▸ **Stored data entries**:
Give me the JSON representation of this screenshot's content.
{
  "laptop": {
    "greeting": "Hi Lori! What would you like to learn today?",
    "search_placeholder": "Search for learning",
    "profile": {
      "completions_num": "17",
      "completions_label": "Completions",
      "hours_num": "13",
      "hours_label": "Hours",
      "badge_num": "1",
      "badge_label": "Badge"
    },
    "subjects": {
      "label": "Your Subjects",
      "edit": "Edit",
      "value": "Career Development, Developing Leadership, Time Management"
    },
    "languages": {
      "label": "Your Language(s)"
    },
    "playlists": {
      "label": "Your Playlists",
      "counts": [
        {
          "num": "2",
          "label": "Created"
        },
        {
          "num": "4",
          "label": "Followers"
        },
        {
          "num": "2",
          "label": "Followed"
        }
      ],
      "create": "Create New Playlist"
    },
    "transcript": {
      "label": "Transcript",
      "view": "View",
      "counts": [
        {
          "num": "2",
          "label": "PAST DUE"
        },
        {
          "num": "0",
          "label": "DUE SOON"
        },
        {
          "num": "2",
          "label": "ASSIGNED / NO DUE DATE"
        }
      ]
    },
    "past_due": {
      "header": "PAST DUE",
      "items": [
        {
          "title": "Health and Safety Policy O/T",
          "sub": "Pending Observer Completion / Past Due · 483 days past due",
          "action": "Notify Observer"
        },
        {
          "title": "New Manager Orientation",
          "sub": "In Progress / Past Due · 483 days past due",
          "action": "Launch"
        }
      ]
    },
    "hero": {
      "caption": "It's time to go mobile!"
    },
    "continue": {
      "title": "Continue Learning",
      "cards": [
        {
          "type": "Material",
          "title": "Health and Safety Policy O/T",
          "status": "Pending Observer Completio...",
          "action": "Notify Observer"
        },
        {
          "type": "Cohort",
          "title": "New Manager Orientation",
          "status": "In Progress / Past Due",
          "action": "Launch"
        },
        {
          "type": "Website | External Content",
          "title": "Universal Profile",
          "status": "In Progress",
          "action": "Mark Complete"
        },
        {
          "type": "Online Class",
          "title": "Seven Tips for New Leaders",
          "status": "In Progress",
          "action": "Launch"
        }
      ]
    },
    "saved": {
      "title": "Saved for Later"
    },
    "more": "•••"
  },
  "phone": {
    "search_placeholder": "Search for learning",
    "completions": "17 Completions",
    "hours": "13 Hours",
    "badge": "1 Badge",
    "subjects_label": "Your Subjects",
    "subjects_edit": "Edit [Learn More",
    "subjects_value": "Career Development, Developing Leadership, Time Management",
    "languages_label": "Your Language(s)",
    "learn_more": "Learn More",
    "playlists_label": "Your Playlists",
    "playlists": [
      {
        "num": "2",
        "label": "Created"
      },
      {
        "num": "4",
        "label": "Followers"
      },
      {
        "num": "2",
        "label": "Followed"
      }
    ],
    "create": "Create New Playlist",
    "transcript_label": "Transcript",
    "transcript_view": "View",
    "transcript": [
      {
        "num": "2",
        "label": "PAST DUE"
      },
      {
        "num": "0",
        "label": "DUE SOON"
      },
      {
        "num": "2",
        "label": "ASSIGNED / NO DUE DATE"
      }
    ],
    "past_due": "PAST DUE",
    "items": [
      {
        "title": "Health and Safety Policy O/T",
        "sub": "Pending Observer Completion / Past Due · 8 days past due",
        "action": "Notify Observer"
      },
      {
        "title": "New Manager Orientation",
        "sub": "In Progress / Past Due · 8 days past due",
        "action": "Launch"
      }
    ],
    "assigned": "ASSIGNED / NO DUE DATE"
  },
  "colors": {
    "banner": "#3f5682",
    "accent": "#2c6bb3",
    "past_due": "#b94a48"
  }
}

▸ **WHAT THIS TASK INVOLVES**: Reproduce the listing shown above in its entirety, exactly.

▸ **TASK SOLUTION**:
Give me the JSON representation of this screenshot's content.
{
  "laptop": {
    "greeting": "Hi Lori! What would you like to learn today?",
    "search_placeholder": "Search for learning",
    "profile": {
      "completions_num": "17",
      "completions_label": "Completions",
      "hours_num": "13",
      "hours_label": "Hours",
      "badge_num": "1",
      "badge_label": "Badge"
    },
    "subjects": {
      "label": "Your Subjects",
      "edit": "Edit",
      "value": "Career Development, Developing Leadership, Time Management"
    },
    "languages": {
      "label": "Your Language(s)"
    },
    "playlists": {
      "label": "Your Playlists",
      "counts": [
        {
          "num": "2",
          "label": "Created"
        },
        {
          "num": "4",
          "label": "Followers"
        },
        {
          "num": "2",
          "label": "Followed"
        }
      ],
      "create": "Create New Playlist"
    },
    "transcript": {
      "label": "Transcript",
      "view": "View",
      "counts": [
        {
          "num": "2",
          "label": "PAST DUE"
        },
        {
          "num": "0",
          "label": "DUE SOON"
        },
        {
          "num": "2",
          "label": "ASSIGNED / NO DUE DATE"
        }
      ]
    },
    "past_due": {
      "header": "PAST DUE",
      "items": [
        {
          "title": "Health and Safety Policy O/T",
          "sub": "Pending Observer Completion / Past Due · 483 days past due",
          "action": "Notify Observer"
        },
        {
          "title": "New Manager Orientation",
          "sub": "In Progress / Past Due · 483 days past due",
          "action": "Launch"
        }
      ]
    },
    "hero": {
      "caption": "It's time to go mobile!"
    },
    "continue": {
      "title": "Continue Learning",
      "cards": [
        {
          "type": "Material",
          "title": "Health and Safety Policy O/T",
          "status": "Pending Observer Completio...",
          "action": "Notify Observer"
        },
        {
          "type": "Cohort",
          "title": "New Manager Orientation",
          "status": "In Progress / Past Due",
          "action": "Launch"
        },
        {
          "type": "Website | External Content",
          "title": "Universal Profile",
          "status": "In Progress",
          "action": "Mark Complete"
        },
        {
          "type": "Online Class",
          "title": "Seven Tips for New Leaders",
          "status": "In Progress",
          "action": "Launch"
        }
      ]
    },
    "saved": {
      "title": "Saved for Later"
    },
    "more": "•••"
  },
  "phone": {
    "search_placeholder": "Search for learning",
    "completions": "17 Completions",
    "hours": "13 Hours",
    "badge": "1 Badge",
    "subjects_label": "Your Subjects",
    "subjects_edit": "Edit [Learn More",
    "subjects_value": "Career Development, Developing Leadership, Time Management",
    "languages_label": "Your Language(s)",
    "learn_more": "Learn More",
    "playlists_label": "Your Playlists",
    "playlists": [
      {
        "num": "2",
        "label": "Created"
      },
      {
        "num": "4",
        "label": "Followers"
      },
      {
        "num": "2",
        "label": "Followed"
      }
    ],
    "create": "Create New Playlist",
    "transcript_label": "Transcript",
    "transcript_view": "View",
    "transcript": [
      {
        "num": "2",
        "label": "PAST DUE"
      },
      {
        "num": "0",
        "label": "DUE SOON"
      },
      {
        "num": "2",
        "label": "ASSIGNED / NO DUE DATE"
      }
    ],
    "past_due": "PAST DUE",
    "items": [
      {
        "title": "Health and Safety Policy O/T",
        "sub": "Pending Observer Completion / Past Due · 8 days past due",
        "action": "Notify Observer"
      },
      {
        "title": "New Manager Orientation",
        "sub": "In Progress / Past Due · 8 days past due",
        "action": "Launch"
      }
    ],
    "assigned": "ASSIGNED / NO DUE DATE"
  },
  "colors": {
    "banner": "#3f5682",
    "accent": "#2c6bb3",
    "past_due": "#b94a48"
  }
}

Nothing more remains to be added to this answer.